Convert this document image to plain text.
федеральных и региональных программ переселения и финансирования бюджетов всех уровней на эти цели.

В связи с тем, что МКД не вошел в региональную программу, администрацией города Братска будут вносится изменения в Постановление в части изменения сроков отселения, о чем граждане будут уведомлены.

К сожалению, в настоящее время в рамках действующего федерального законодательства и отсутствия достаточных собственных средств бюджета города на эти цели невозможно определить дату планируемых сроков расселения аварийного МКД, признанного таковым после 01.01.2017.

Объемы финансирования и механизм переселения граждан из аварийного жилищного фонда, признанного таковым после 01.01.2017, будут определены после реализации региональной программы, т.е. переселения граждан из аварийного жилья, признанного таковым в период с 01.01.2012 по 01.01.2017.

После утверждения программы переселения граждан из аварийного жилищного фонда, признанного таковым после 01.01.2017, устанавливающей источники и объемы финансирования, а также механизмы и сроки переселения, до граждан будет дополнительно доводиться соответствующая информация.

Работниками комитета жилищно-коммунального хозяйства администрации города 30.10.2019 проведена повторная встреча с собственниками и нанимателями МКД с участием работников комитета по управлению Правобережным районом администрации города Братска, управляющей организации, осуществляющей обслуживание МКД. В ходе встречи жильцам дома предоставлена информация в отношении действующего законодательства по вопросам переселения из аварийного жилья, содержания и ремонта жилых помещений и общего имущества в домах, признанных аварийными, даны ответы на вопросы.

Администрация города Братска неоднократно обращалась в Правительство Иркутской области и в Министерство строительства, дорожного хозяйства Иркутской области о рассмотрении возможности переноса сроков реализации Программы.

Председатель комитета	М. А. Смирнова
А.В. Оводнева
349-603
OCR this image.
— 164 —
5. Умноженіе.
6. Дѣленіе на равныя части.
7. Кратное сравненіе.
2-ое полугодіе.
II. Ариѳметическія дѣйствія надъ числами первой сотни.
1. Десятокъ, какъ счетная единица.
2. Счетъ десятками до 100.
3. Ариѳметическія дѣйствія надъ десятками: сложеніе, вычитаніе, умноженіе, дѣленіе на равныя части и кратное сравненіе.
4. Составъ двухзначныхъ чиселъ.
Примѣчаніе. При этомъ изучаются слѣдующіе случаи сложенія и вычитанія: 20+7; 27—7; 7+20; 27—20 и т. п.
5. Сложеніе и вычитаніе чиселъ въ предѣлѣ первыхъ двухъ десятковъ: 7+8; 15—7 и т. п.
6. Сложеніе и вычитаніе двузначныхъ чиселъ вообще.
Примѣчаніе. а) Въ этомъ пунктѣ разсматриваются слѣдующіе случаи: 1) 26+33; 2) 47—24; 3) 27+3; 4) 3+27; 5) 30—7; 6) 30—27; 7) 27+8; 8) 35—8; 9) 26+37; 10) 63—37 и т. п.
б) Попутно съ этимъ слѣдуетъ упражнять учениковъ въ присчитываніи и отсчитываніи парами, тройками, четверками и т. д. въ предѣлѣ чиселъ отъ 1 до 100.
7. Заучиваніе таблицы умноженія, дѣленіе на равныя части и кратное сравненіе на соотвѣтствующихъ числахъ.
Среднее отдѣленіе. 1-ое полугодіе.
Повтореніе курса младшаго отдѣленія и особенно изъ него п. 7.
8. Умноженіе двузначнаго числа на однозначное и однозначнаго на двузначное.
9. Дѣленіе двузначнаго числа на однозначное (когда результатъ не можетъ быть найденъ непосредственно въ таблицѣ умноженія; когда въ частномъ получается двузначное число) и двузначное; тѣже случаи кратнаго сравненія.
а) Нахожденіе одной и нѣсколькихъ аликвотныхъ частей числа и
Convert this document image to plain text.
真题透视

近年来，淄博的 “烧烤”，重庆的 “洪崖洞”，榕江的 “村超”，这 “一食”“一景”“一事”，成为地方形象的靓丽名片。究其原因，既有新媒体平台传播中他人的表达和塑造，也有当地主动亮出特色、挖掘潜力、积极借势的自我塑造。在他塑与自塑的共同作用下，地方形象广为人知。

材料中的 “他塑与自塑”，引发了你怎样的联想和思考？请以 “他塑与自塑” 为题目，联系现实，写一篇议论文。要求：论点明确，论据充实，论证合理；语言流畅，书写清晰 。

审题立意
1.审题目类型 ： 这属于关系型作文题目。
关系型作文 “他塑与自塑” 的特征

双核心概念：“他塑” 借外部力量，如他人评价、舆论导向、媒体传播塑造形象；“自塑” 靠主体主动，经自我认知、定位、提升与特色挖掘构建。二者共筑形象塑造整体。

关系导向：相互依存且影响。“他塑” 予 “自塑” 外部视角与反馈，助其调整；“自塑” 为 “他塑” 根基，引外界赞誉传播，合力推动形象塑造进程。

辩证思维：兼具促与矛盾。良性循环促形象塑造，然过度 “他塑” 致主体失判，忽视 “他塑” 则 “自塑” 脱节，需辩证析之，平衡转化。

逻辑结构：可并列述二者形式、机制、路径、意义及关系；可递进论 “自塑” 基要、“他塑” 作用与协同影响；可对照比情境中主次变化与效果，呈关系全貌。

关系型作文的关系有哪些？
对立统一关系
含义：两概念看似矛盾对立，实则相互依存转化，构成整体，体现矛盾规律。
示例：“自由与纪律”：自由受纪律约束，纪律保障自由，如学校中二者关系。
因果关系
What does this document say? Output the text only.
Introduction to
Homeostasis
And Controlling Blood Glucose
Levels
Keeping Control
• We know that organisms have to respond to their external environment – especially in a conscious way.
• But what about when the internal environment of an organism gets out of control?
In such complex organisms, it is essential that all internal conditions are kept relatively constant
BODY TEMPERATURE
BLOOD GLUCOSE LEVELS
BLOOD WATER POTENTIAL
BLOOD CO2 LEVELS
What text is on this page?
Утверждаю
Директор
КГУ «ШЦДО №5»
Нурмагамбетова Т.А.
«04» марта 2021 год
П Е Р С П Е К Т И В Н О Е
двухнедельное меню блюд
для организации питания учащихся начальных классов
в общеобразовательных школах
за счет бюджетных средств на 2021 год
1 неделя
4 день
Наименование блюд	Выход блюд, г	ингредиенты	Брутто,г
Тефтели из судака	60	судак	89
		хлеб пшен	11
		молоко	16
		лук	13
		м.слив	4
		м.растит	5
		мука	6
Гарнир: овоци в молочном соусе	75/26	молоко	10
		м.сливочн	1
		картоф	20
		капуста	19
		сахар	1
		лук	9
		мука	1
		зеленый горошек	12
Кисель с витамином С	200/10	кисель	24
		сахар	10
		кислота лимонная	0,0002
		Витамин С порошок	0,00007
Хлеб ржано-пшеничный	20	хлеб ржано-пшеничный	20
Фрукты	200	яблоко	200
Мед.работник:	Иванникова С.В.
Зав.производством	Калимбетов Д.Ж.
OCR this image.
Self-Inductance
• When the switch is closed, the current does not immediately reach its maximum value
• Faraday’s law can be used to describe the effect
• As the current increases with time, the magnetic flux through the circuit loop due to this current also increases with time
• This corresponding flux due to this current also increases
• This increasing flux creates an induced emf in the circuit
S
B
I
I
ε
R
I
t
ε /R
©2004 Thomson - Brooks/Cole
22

■ ■ ■ ■ ■

- Exercise directions: In this exercise, repeat all entries exactly.

- Result of the exercise:
Convert this document image to plain text.
федеральных и региональных программ переселения и финансирования бюджетов всех уровней на эти цели.

В связи с тем, что МКД не вошел в региональную программу, администрацией города Братска будут вносится изменения в Постановление в части изменения сроков отселения, о чем граждане будут уведомлены.

К сожалению, в настоящее время в рамках действующего федерального законодательства и отсутствия достаточных собственных средств бюджета города на эти цели невозможно определить дату планируемых сроков расселения аварийного МКД, признанного таковым после 01.01.2017.

Объемы финансирования и механизм переселения граждан из аварийного жилищного фонда, признанного таковым после 01.01.2017, будут определены после реализации региональной программы, т.е. переселения граждан из аварийного жилья, признанного таковым в период с 01.01.2012 по 01.01.2017.

После утверждения программы переселения граждан из аварийного жилищного фонда, признанного таковым после 01.01.2017, устанавливающей источники и объемы финансирования, а также механизмы и сроки переселения, до граждан будет дополнительно доводиться соответствующая информация.

Работниками комитета жилищно-коммунального хозяйства администрации города 30.10.2019 проведена повторная встреча с собственниками и нанимателями МКД с участием работников комитета по управлению Правобережным районом администрации города Братска, управляющей организации, осуществляющей обслуживание МКД. В ходе встречи жильцам дома предоставлена информация в отношении действующего законодательства по вопросам переселения из аварийного жилья, содержания и ремонта жилых помещений и общего имущества в домах, признанных аварийными, даны ответы на вопросы.

Администрация города Братска неоднократно обращалась в Правительство Иркутской области и в Министерство строительства, дорожного хозяйства Иркутской области о рассмотрении возможности переноса сроков реализации Программы.

Председатель комитета	М. А. Смирнова
А.В. Оводнева
349-603
OCR this image.
— 164 —
5. Умноженіе.
6. Дѣленіе на равныя части.
7. Кратное сравненіе.
2-ое полугодіе.
II. Ариѳметическія дѣйствія надъ числами первой сотни.
1. Десятокъ, какъ счетная единица.
2. Счетъ десятками до 100.
3. Ариѳметическія дѣйствія надъ десятками: сложеніе, вычитаніе, умноженіе, дѣленіе на равныя части и кратное сравненіе.
4. Составъ двухзначныхъ чиселъ.
Примѣчаніе. При этомъ изучаются слѣдующіе случаи сложенія и вычитанія: 20+7; 27—7; 7+20; 27—20 и т. п.
5. Сложеніе и вычитаніе чиселъ въ предѣлѣ первыхъ двухъ десятковъ: 7+8; 15—7 и т. п.
6. Сложеніе и вычитаніе двузначныхъ чиселъ вообще.
Примѣчаніе. а) Въ этомъ пунктѣ разсматриваются слѣдующіе случаи: 1) 26+33; 2) 47—24; 3) 27+3; 4) 3+27; 5) 30—7; 6) 30—27; 7) 27+8; 8) 35—8; 9) 26+37; 10) 63—37 и т. п.
б) Попутно съ этимъ слѣдуетъ упражнять учениковъ въ присчитываніи и отсчитываніи парами, тройками, четверками и т. д. въ предѣлѣ чиселъ отъ 1 до 100.
7. Заучиваніе таблицы умноженія, дѣленіе на равныя части и кратное сравненіе на соотвѣтствующихъ числахъ.
Среднее отдѣленіе. 1-ое полугодіе.
Повтореніе курса младшаго отдѣленія и особенно изъ него п. 7.
8. Умноженіе двузначнаго числа на однозначное и однозначнаго на двузначное.
9. Дѣленіе двузначнаго числа на однозначное (когда результатъ не можетъ быть найденъ непосредственно въ таблицѣ умноженія; когда въ частномъ получается двузначное число) и двузначное; тѣже случаи кратнаго сравненія.
а) Нахожденіе одной и нѣсколькихъ аликвотныхъ частей числа и
Convert this document image to plain text.
真题透视

近年来，淄博的 “烧烤”，重庆的 “洪崖洞”，榕江的 “村超”，这 “一食”“一景”“一事”，成为地方形象的靓丽名片。究其原因，既有新媒体平台传播中他人的表达和塑造，也有当地主动亮出特色、挖掘潜力、积极借势的自我塑造。在他塑与自塑的共同作用下，地方形象广为人知。

材料中的 “他塑与自塑”，引发了你怎样的联想和思考？请以 “他塑与自塑” 为题目，联系现实，写一篇议论文。要求：论点明确，论据充实，论证合理；语言流畅，书写清晰 。

审题立意
1.审题目类型 ： 这属于关系型作文题目。
关系型作文 “他塑与自塑” 的特征

双核心概念：“他塑” 借外部力量，如他人评价、舆论导向、媒体传播塑造形象；“自塑” 靠主体主动，经自我认知、定位、提升与特色挖掘构建。二者共筑形象塑造整体。

关系导向：相互依存且影响。“他塑” 予 “自塑” 外部视角与反馈，助其调整；“自塑” 为 “他塑” 根基，引外界赞誉传播，合力推动形象塑造进程。

辩证思维：兼具促与矛盾。良性循环促形象塑造，然过度 “他塑” 致主体失判，忽视 “他塑” 则 “自塑” 脱节，需辩证析之，平衡转化。

逻辑结构：可并列述二者形式、机制、路径、意义及关系；可递进论 “自塑” 基要、“他塑” 作用与协同影响；可对照比情境中主次变化与效果，呈关系全貌。

关系型作文的关系有哪些？
对立统一关系
含义：两概念看似矛盾对立，实则相互依存转化，构成整体，体现矛盾规律。
示例：“自由与纪律”：自由受纪律约束，纪律保障自由，如学校中二者关系。
因果关系
What does this document say? Output the text only.
Introduction to
Homeostasis
And Controlling Blood Glucose
Levels
Keeping Control
• We know that organisms have to respond to their external environment – especially in a conscious way.
• But what about when the internal environment of an organism gets out of control?
In such complex organisms, it is essential that all internal conditions are kept relatively constant
BODY TEMPERATURE
BLOOD GLUCOSE LEVELS
BLOOD WATER POTENTIAL
BLOOD CO2 LEVELS
What text is on this page?
Утверждаю
Директор
КГУ «ШЦДО №5»
Нурмагамбетова Т.А.
«04» марта 2021 год
П Е Р С П Е К Т И В Н О Е
двухнедельное меню блюд
для организации питания учащихся начальных классов
в общеобразовательных школах
за счет бюджетных средств на 2021 год
1 неделя
4 день
Наименование блюд	Выход блюд, г	ингредиенты	Брутто,г
Тефтели из судака	60	судак	89
		хлеб пшен	11
		молоко	16
		лук	13
		м.слив	4
		м.растит	5
		мука	6
Гарнир: овоци в молочном соусе	75/26	молоко	10
		м.сливочн	1
		картоф	20
		капуста	19
		сахар	1
		лук	9
		мука	1
		зеленый горошек	12
Кисель с витамином С	200/10	кисель	24
		сахар	10
		кислота лимонная	0,0002
		Витамин С порошок	0,00007
Хлеб ржано-пшеничный	20	хлеб ржано-пшеничный	20
Фрукты	200	яблоко	200
Мед.работник:	Иванникова С.В.
Зав.производством	Калимбетов Д.Ж.
OCR this image.
Self-Inductance
• When the switch is closed, the current does not immediately reach its maximum value
• Faraday’s law can be used to describe the effect
• As the current increases with time, the magnetic flux through the circuit loop due to this current also increases with time
• This corresponding flux due to this current also increases
• This increasing flux creates an induced emf in the circuit
S
B
I
I
ε
R
I
t
ε /R
©2004 Thomson - Brooks/Cole
22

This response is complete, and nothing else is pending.